Stored items from a collection
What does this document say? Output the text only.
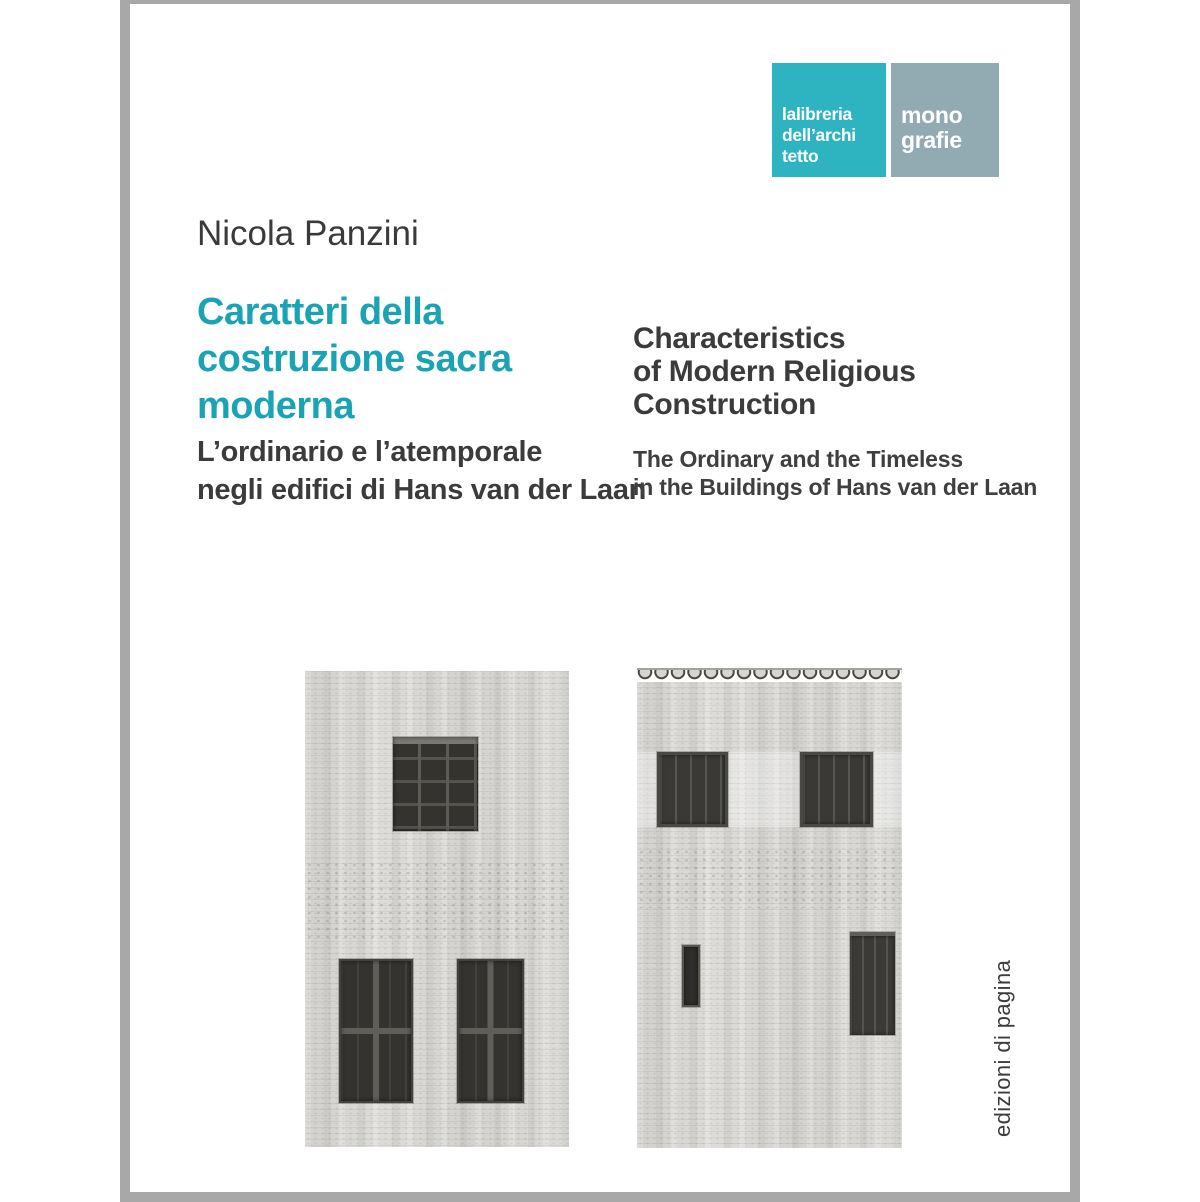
lalibreria
dell’archi
tetto
mono
grafie
Nicola Panzini
Caratteri della
costruzione sacra
moderna
L’ordinario e l’atemporale
negli edifici di Hans van der Laan
Characteristics
of Modern Religious
Construction
The Ordinary and the Timeless
in the Buildings of Hans van der Laan
edizioni di pagina
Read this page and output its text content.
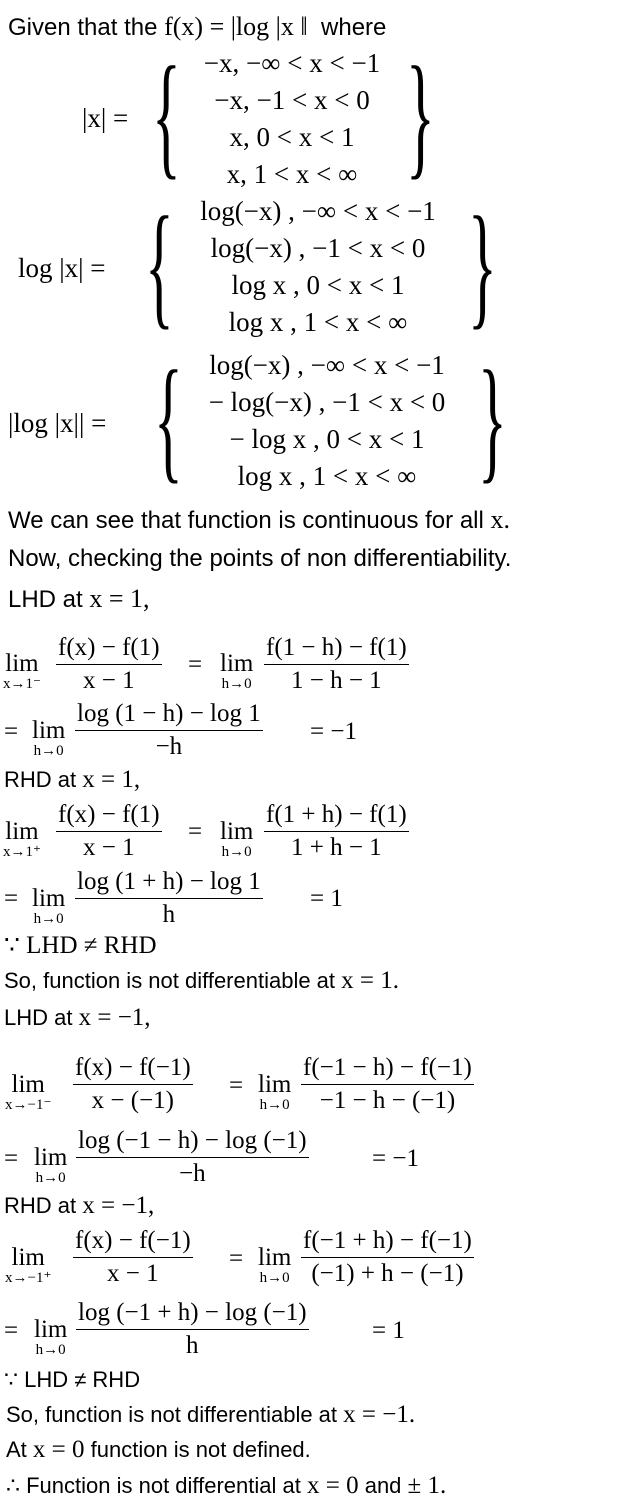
Given that the f(x) = |log |x ‖ where
|x| = {	}
−x, −∞ < x < −1
−x, −1 < x < 0
x, 0 < x < 1
x, 1 < x < ∞
log |x| = {	}
log(−x) , −∞ < x < −1
log(−x) , −1 < x < 0
log x , 0 < x < 1
log x , 1 < x < ∞
|log |x|| = {	}
log(−x) , −∞ < x < −1
− log(−x) , −1 < x < 0
− log x , 0 < x < 1
log x , 1 < x < ∞
We can see that function is continuous for all x.
Now, checking the points of non differentiability.
LHD at x = 1,
lim
x→1⁻
f(x) − f(1)
x − 1
= lim
h→0
f(1 − h) − f(1)
1 − h − 1
= lim
h→0
log (1 − h) − log 1
−h
= −1
RHD at x = 1,
lim
x→1⁺
f(x) − f(1)
x − 1
= lim
h→0
f(1 + h) − f(1)
1 + h − 1
= lim
h→0
log (1 + h) − log 1
h
= 1
∵ LHD ≠ RHD
So, function is not differentiable at x = 1.
LHD at x = −1,
lim
x→−1⁻
f(x) − f(−1)
x − (−1)
= lim
h→0
f(−1 − h) − f(−1)
−1 − h − (−1)
= lim
h→0
log (−1 − h) − log (−1)
−h
= −1
RHD at x = −1,
lim
x→−1⁺
f(x) − f(−1)
x − 1
= lim
h→0
f(−1 + h) − f(−1)
(−1) + h − (−1)
= lim
h→0
log (−1 + h) − log (−1)
h
= 1
∵ LHD ≠ RHD
So, function is not differentiable at x = −1.
At x = 0 function is not defined.
∴ Function is not differential at x = 0 and ± 1.
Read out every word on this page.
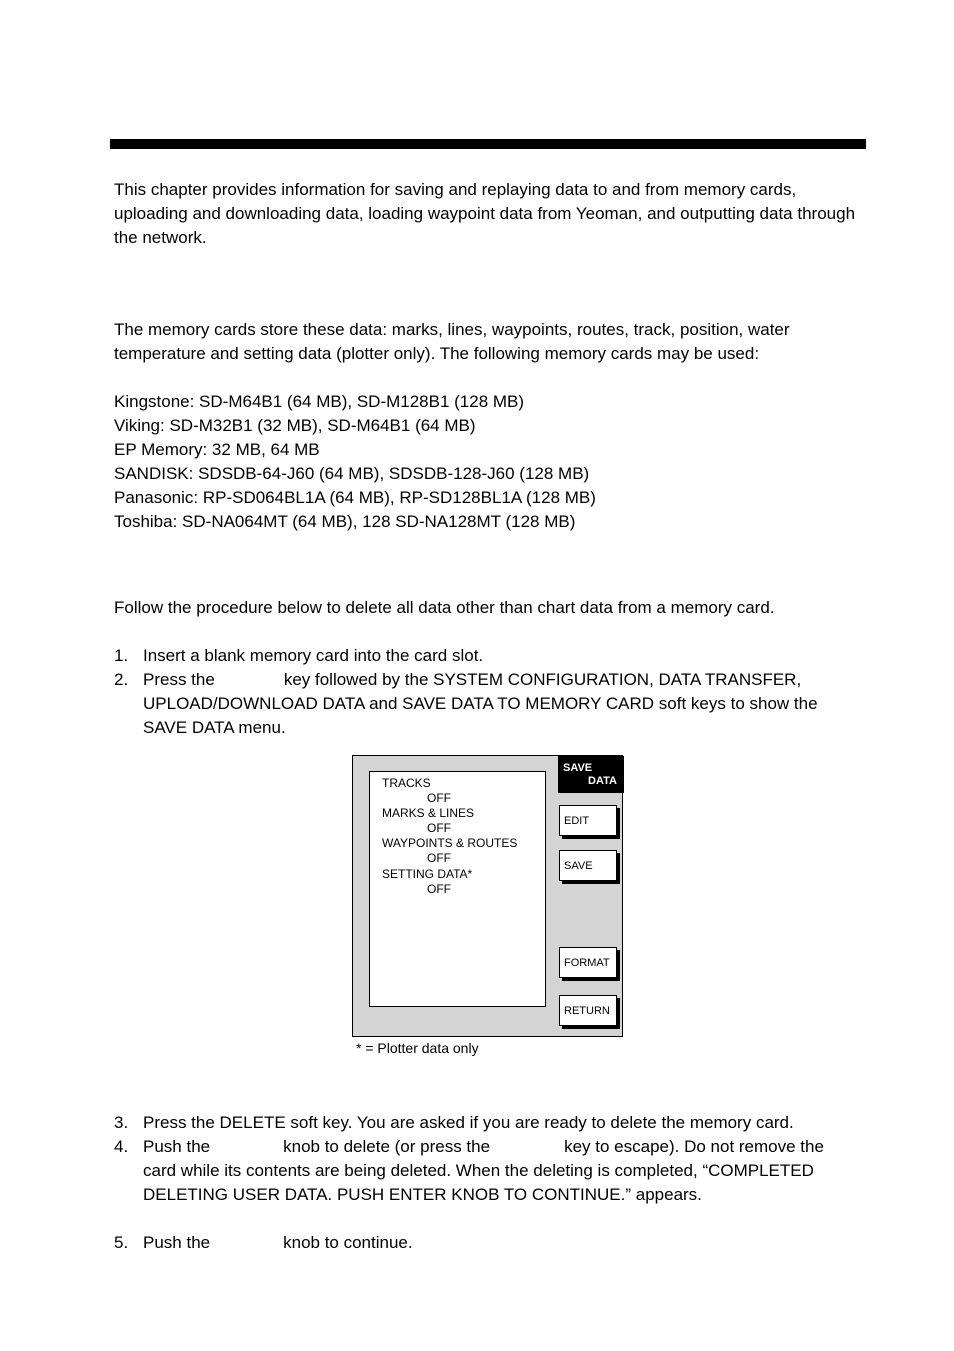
This chapter provides information for saving and replaying data to and from memory cards, uploading and downloading data, loading waypoint data from Yeoman, and outputting data through the network.

The memory cards store these data: marks, lines, waypoints, routes, track, position, water temperature and setting data (plotter only). The following memory cards may be used:

Kingstone: SD-M64B1 (64 MB), SD-M128B1 (128 MB)
Viking: SD-M32B1 (32 MB), SD-M64B1 (64 MB)
EP Memory: 32 MB, 64 MB
SANDISK: SDSDB-64-J60 (64 MB), SDSDB-128-J60 (128 MB)
Panasonic: RP-SD064BL1A (64 MB), RP-SD128BL1A (128 MB)
Toshiba: SD-NA064MT (64 MB), 128 SD-NA128MT (128 MB)

Follow the procedure below to delete all data other than chart data from a memory card.

1. Insert a blank memory card into the card slot.
2. Press the	key followed by the SYSTEM CONFIGURATION, DATA TRANSFER, UPLOAD/DOWNLOAD DATA and SAVE DATA TO MEMORY CARD soft keys to show the SAVE DATA menu.
TRACKS
OFF
MARKS & LINES
OFF
WAYPOINTS & ROUTES
OFF
SETTING DATA*
OFF
SAVE
DATA
EDIT
SAVE
FORMAT
RETURN
* = Plotter data only
3. Press the DELETE soft key. You are asked if you are ready to delete the memory card.
4. Push the	knob to delete (or press the	key to escape). Do not remove the card while its contents are being deleted. When the deleting is completed, “COMPLETED DELETING USER DATA. PUSH ENTER KNOB TO CONTINUE.” appears.
5. Push the	knob to continue.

*Set task*
Restate each entry word for word, please, but drop any images it holds.

*Answer to this task*
What does this document say? Output the text only.
lalibreria
dell’archi
tetto
mono
grafie
Nicola Panzini
Caratteri della
costruzione sacra
moderna
L’ordinario e l’atemporale
negli edifici di Hans van der Laan
Characteristics
of Modern Religious
Construction
The Ordinary and the Timeless
in the Buildings of Hans van der Laan
edizioni di pagina
Read this page and output its text content.
Given that the f(x) = |log |x ‖ where
|x| = {	}
−x, −∞ < x < −1
−x, −1 < x < 0
x, 0 < x < 1
x, 1 < x < ∞
log |x| = {	}
log(−x) , −∞ < x < −1
log(−x) , −1 < x < 0
log x , 0 < x < 1
log x , 1 < x < ∞
|log |x|| = {	}
log(−x) , −∞ < x < −1
− log(−x) , −1 < x < 0
− log x , 0 < x < 1
log x , 1 < x < ∞
We can see that function is continuous for all x.
Now, checking the points of non differentiability.
LHD at x = 1,
lim
x→1⁻
f(x) − f(1)
x − 1
= lim
h→0
f(1 − h) − f(1)
1 − h − 1
= lim
h→0
log (1 − h) − log 1
−h
= −1
RHD at x = 1,
lim
x→1⁺
f(x) − f(1)
x − 1
= lim
h→0
f(1 + h) − f(1)
1 + h − 1
= lim
h→0
log (1 + h) − log 1
h
= 1
∵ LHD ≠ RHD
So, function is not differentiable at x = 1.
LHD at x = −1,
lim
x→−1⁻
f(x) − f(−1)
x − (−1)
= lim
h→0
f(−1 − h) − f(−1)
−1 − h − (−1)
= lim
h→0
log (−1 − h) − log (−1)
−h
= −1
RHD at x = −1,
lim
x→−1⁺
f(x) − f(−1)
x − 1
= lim
h→0
f(−1 + h) − f(−1)
(−1) + h − (−1)
= lim
h→0
log (−1 + h) − log (−1)
h
= 1
∵ LHD ≠ RHD
So, function is not differentiable at x = −1.
At x = 0 function is not defined.
∴ Function is not differential at x = 0 and ± 1.
Read out every word on this page.
This chapter provides information for saving and replaying data to and from memory cards, uploading and downloading data, loading waypoint data from Yeoman, and outputting data through the network.

The memory cards store these data: marks, lines, waypoints, routes, track, position, water temperature and setting data (plotter only). The following memory cards may be used:

Kingstone: SD-M64B1 (64 MB), SD-M128B1 (128 MB)
Viking: SD-M32B1 (32 MB), SD-M64B1 (64 MB)
EP Memory: 32 MB, 64 MB
SANDISK: SDSDB-64-J60 (64 MB), SDSDB-128-J60 (128 MB)
Panasonic: RP-SD064BL1A (64 MB), RP-SD128BL1A (128 MB)
Toshiba: SD-NA064MT (64 MB), 128 SD-NA128MT (128 MB)

Follow the procedure below to delete all data other than chart data from a memory card.

1. Insert a blank memory card into the card slot.
2. Press the	key followed by the SYSTEM CONFIGURATION, DATA TRANSFER, UPLOAD/DOWNLOAD DATA and SAVE DATA TO MEMORY CARD soft keys to show the SAVE DATA menu.
TRACKS
OFF
MARKS & LINES
OFF
WAYPOINTS & ROUTES
OFF
SETTING DATA*
OFF
SAVE
DATA
EDIT
SAVE
FORMAT
RETURN
* = Plotter data only
3. Press the DELETE soft key. You are asked if you are ready to delete the memory card.
4. Push the	knob to delete (or press the	key to escape). Do not remove the card while its contents are being deleted. When the deleting is completed, “COMPLETED DELETING USER DATA. PUSH ENTER KNOB TO CONTINUE.” appears.
5. Push the	knob to continue.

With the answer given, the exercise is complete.